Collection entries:
========================
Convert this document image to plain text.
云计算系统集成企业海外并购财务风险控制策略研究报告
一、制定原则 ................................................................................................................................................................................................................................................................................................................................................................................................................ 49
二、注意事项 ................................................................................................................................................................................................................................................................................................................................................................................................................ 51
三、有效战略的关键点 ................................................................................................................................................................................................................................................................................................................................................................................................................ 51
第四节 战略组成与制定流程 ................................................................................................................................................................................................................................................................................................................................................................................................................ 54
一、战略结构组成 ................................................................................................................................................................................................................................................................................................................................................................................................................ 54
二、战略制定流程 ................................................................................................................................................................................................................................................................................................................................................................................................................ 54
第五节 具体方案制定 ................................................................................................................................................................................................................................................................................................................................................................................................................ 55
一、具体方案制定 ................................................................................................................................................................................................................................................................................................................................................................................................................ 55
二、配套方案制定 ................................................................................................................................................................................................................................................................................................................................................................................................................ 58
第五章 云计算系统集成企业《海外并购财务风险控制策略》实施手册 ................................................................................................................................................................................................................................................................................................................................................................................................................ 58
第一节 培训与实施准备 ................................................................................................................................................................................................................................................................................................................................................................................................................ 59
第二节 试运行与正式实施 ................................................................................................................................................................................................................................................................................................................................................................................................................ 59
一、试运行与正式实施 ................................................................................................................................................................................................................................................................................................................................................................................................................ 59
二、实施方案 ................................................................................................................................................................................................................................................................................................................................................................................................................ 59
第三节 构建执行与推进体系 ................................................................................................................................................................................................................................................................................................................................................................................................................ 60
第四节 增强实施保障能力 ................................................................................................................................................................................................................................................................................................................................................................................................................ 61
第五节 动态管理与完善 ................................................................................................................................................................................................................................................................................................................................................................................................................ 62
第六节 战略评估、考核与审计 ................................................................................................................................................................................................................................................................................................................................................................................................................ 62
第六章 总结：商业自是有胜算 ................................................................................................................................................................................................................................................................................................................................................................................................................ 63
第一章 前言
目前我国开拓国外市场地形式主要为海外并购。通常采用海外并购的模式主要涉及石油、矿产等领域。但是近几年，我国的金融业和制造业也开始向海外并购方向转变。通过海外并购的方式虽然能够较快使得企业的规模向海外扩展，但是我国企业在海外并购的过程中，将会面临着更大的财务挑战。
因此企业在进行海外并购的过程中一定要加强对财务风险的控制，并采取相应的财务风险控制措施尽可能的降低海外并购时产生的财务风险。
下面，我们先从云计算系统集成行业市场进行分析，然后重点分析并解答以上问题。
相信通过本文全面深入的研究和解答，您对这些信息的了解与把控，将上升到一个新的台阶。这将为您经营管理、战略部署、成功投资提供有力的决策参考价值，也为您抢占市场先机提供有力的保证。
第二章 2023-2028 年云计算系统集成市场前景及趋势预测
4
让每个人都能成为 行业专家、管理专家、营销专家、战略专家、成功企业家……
========================
__Brief__:
Repeat all the records. Match each line exactly.

__Written response__:
Convert this document image to plain text.
云计算系统集成企业海外并购财务风险控制策略研究报告
一、制定原则 ................................................................................................................................................................................................................................................................................................................................................................................................................ 49
二、注意事项 ................................................................................................................................................................................................................................................................................................................................................................................................................ 51
三、有效战略的关键点 ................................................................................................................................................................................................................................................................................................................................................................................................................ 51
第四节 战略组成与制定流程 ................................................................................................................................................................................................................................................................................................................................................................................................................ 54
一、战略结构组成 ................................................................................................................................................................................................................................................................................................................................................................................................................ 54
二、战略制定流程 ................................................................................................................................................................................................................................................................................................................................................................................................................ 54
第五节 具体方案制定 ................................................................................................................................................................................................................................................................................................................................................................................................................ 55
一、具体方案制定 ................................................................................................................................................................................................................................................................................................................................................................................................................ 55
二、配套方案制定 ................................................................................................................................................................................................................................................................................................................................................................................................................ 58
第五章 云计算系统集成企业《海外并购财务风险控制策略》实施手册 ................................................................................................................................................................................................................................................................................................................................................................................................................ 58
第一节 培训与实施准备 ................................................................................................................................................................................................................................................................................................................................................................................................................ 59
第二节 试运行与正式实施 ................................................................................................................................................................................................................................................................................................................................................................................................................ 59
一、试运行与正式实施 ................................................................................................................................................................................................................................................................................................................................................................................................................ 59
二、实施方案 ................................................................................................................................................................................................................................................................................................................................................................................................................ 59
第三节 构建执行与推进体系 ................................................................................................................................................................................................................................................................................................................................................................................................................ 60
第四节 增强实施保障能力 ................................................................................................................................................................................................................................................................................................................................................................................................................ 61
第五节 动态管理与完善 ................................................................................................................................................................................................................................................................................................................................................................................................................ 62
第六节 战略评估、考核与审计 ................................................................................................................................................................................................................................................................................................................................................................................................................ 62
第六章 总结：商业自是有胜算 ................................................................................................................................................................................................................................................................................................................................................................................................................ 63
第一章 前言
目前我国开拓国外市场地形式主要为海外并购。通常采用海外并购的模式主要涉及石油、矿产等领域。但是近几年，我国的金融业和制造业也开始向海外并购方向转变。通过海外并购的方式虽然能够较快使得企业的规模向海外扩展，但是我国企业在海外并购的过程中，将会面临着更大的财务挑战。
因此企业在进行海外并购的过程中一定要加强对财务风险的控制，并采取相应的财务风险控制措施尽可能的降低海外并购时产生的财务风险。
下面，我们先从云计算系统集成行业市场进行分析，然后重点分析并解答以上问题。
相信通过本文全面深入的研究和解答，您对这些信息的了解与把控，将上升到一个新的台阶。这将为您经营管理、战略部署、成功投资提供有力的决策参考价值，也为您抢占市场先机提供有力的保证。
第二章 2023-2028 年云计算系统集成市场前景及趋势预测
4
让每个人都能成为 行业专家、管理专家、营销专家、战略专家、成功企业家……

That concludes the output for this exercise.